# Exercise instructions
#1 Answer these questions from the topic modeling text, one per line:
(a) What is the size of a bubble in the pyLDAvis visual proportional to?
(b) How many Partner organization websites held the URLs that were scraped?
(c) Which library does the text call an efficient implementation of LDA?
#2 Retype the stretch of the topic modeling text from "Pros of using" through "a topic are.".
══ Selection
In practice, the topic structure, per-document topic distributions, and the per-document per-word topic assignments are latent and have to be inferred from observed documents.

Once the number of topics is fed to the algorithm, it will rearrange the topic distribution in documents and word distribution in topics until there is an optimal composition of the topic-word distribution.

 

LDA with Gensim and Spacy

As every algorithm has its pros and cons, Gensim is no different than all.

Pros of using Gensim LDA are:

  • Provision to use N-grams for language modeling instead of only considering unigrams.
  • pyLDAvis for visualization
  • Gensim LDA is a relatively more stable implementation of LDA

Two metrics for evaluating the quality of our results are the perplexity and coherence score

  • Topic Coherence measures score a single topic by measuring how semantically close the high scoring words of a topic are.
  • Perplexity is a measure of surprise, which measures how well the topics in a model match a set of held-out documents; If the held-out documents have a high probability of occurring, then the perplexity score will have a lower value. The statistic makes more sense when comparing it across different models with a varying number of topics. The model with the lowest perplexity is generally considered the “best”.

 

 

We choose the optimal number of topics, by plotting the number of topics against the coherence scores they yield and choose the one that maximizes the coherence score. On the other hand, if the number of seen repetitions of words is high in the final results, we should choose lower values for the number of topics regardless of the lower coherence score.

One of the major causes that can help to provide better final evaluations for Gensim is the mallet library. Mallet library is an efficient implementation of LDA. It runs faster and gives better topics separation.

 

topic modeling climate change

 

topic modeling climate change

 

 

topic modeling climate change

pyLDAvis visual for Intertopic distance and most relevant Topic words

 

Visualizing the topics using pyLDAvis gives a global view of the topics and how they differ in terms of inter-topic distance. While at the same time allowing for a more in-depth inspection of the most relevant words that occur in individual topics. The size of the bubble is proportional to the prevalence of the topic. Better models have relatively large, well-separated bubbles spread out amongst the quadrants. When hovering over the topic bubble, its most dominant words appear on the right in a histogram.

A t-distributed stochastic neighbor embedding (t-SNE) is a machine learning algorithm for visualizations. It is a nonlinear dimensionality reduction technique well-suited for embedding high-dimensional data for visualization in a low-dimensional space of two or three dimensions. Specifically, it models each high-dimensional object by a two- or three-dimensional point in such a way that similar objects are modeled by nearby points and dissimilar objects are modeled by distant points with high probability.

Using the 10k+ unique URLS inside 34 Partner organization websites (partners of AFR100, Initiative 20×20, and Cities4Forests), documents were scraped, and topics were extracted with Python’s LDA Gensim package. For visualizing complex data in three dimensions, we used scikit-learn’s t-SNE with Plotly.

Below is a visual of the Partner organization’s 3D projection for which the topic distributions were grouped manually. The distance in the 3D space among points represents the closeness of keywords/topics in the URL. The color dot represents an organization. Hovering over a point provides more information about the Topics referred to in the URL. One can further group the URLs by color and analyze the data in greater depth.

 

topic modeling climate change

Demo

 

Non-negative Matrix Factorization (NMF)

Non-negative Matrix Factorization is an unsupervised learning algorithm.
════
══ Data excerpts
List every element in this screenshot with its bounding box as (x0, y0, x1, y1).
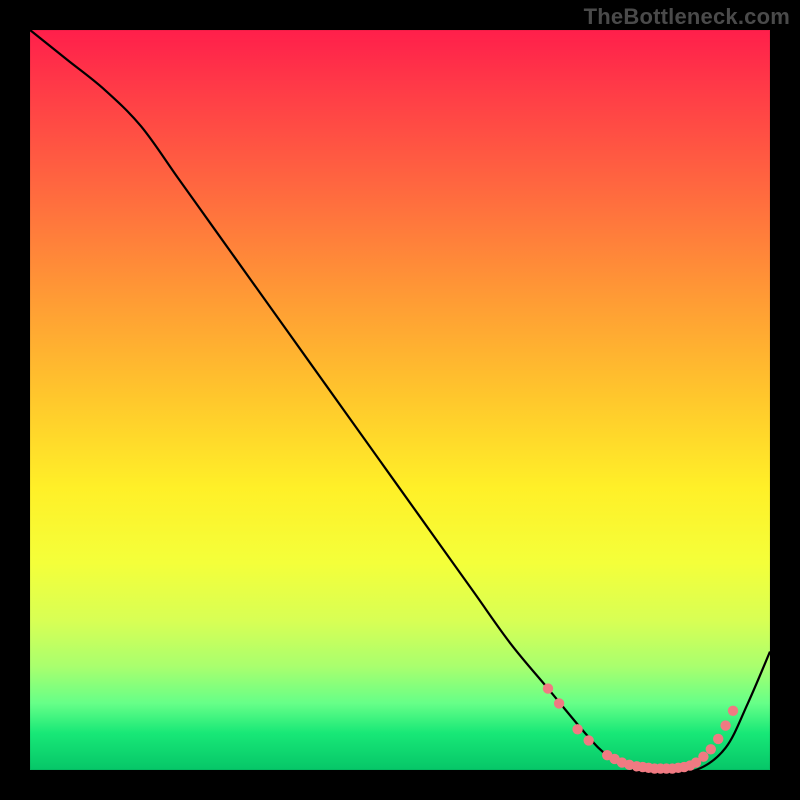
bottleneck-curve-path (30, 30, 770, 772)
curve-marker (543, 683, 553, 693)
plot-area (30, 30, 770, 770)
curve-marker (720, 720, 730, 730)
chart-svg (30, 30, 770, 770)
chart-frame: TheBottleneck.com (0, 0, 800, 800)
curve-markers (543, 683, 738, 773)
curve-marker (728, 706, 738, 716)
curve-marker (554, 698, 564, 708)
curve-marker (584, 735, 594, 745)
curve-marker (572, 724, 582, 734)
curve-marker (713, 734, 723, 744)
curve-marker (706, 744, 716, 754)
watermark-text: TheBottleneck.com (584, 4, 790, 30)
curve-marker (698, 751, 708, 761)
════
# Responses by task
#1
(a) The prevalence of the topic.
(b) 34.
(c) The Mallet library.

#2
Pros of using Gensim LDA are:

  • Provision to use N-grams for language modeling instead of only considering unigrams.
  • pyLDAvis for visualization
  • Gensim LDA is a relatively more stable implementation of LDA

Two metrics for evaluating the quality of our results are the perplexity and coherence score

  • Topic Coherence measures score a single topic by measuring how semantically close the high scoring words of a topic are.